Below are records; count the lines that contain "yards" and give only the total.

>> start Material for this task

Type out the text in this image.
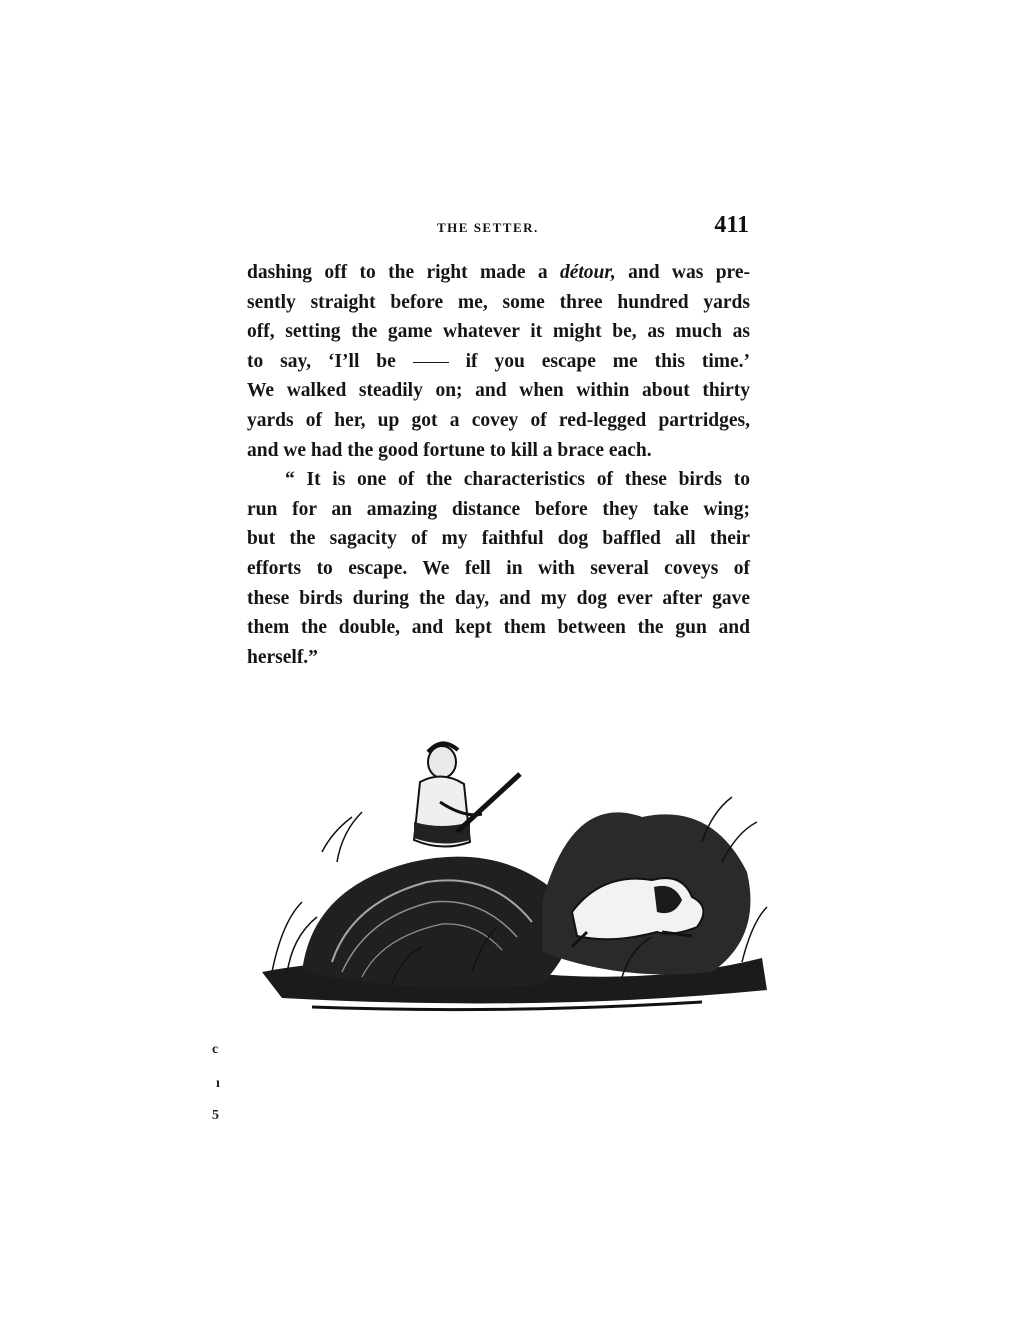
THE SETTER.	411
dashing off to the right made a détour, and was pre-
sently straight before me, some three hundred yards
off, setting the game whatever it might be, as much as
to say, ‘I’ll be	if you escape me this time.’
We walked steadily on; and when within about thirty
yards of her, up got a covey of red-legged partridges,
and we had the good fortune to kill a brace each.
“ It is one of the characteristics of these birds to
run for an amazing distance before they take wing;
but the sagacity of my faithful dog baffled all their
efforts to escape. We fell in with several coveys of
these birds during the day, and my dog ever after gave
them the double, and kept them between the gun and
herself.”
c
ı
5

>> end Material for this task
>> start Material for this task

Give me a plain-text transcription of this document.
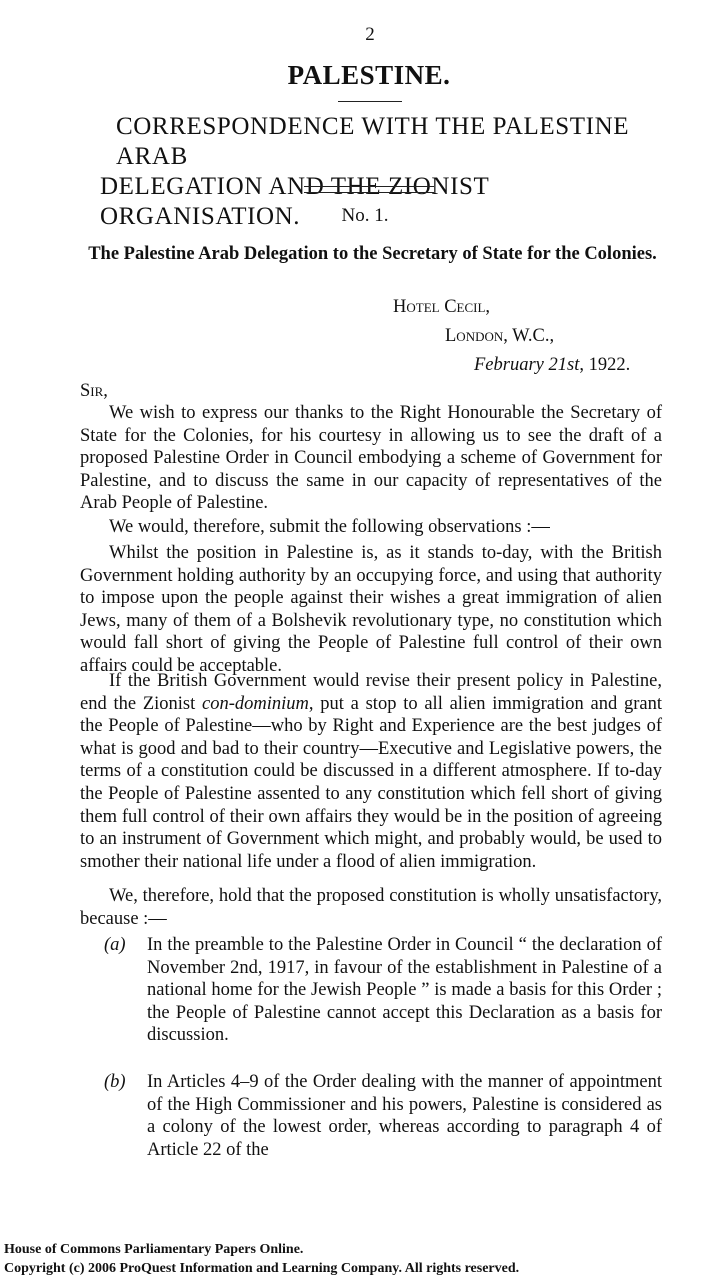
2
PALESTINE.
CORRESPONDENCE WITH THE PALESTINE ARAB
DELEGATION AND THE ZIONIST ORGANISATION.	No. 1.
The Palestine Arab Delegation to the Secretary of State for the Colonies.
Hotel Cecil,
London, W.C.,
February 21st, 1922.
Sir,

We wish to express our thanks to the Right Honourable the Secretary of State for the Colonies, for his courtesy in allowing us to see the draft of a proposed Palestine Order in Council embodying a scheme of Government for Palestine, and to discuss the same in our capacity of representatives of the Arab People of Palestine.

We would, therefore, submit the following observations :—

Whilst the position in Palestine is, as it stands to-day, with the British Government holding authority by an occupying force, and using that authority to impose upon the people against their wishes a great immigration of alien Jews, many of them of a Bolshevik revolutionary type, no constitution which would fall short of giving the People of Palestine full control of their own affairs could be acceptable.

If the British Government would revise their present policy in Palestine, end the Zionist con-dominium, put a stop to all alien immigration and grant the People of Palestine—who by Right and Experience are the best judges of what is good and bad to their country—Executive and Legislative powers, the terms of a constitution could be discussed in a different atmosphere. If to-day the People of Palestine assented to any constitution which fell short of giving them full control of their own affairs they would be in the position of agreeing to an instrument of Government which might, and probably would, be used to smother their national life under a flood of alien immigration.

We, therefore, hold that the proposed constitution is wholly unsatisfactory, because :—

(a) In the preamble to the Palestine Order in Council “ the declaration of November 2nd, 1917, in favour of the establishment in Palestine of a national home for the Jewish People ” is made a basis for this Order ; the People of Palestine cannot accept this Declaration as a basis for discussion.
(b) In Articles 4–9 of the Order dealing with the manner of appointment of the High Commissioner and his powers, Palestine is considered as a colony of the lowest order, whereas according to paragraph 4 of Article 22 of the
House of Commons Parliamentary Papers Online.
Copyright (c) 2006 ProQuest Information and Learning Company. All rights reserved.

>> end Material for this task

Response below
2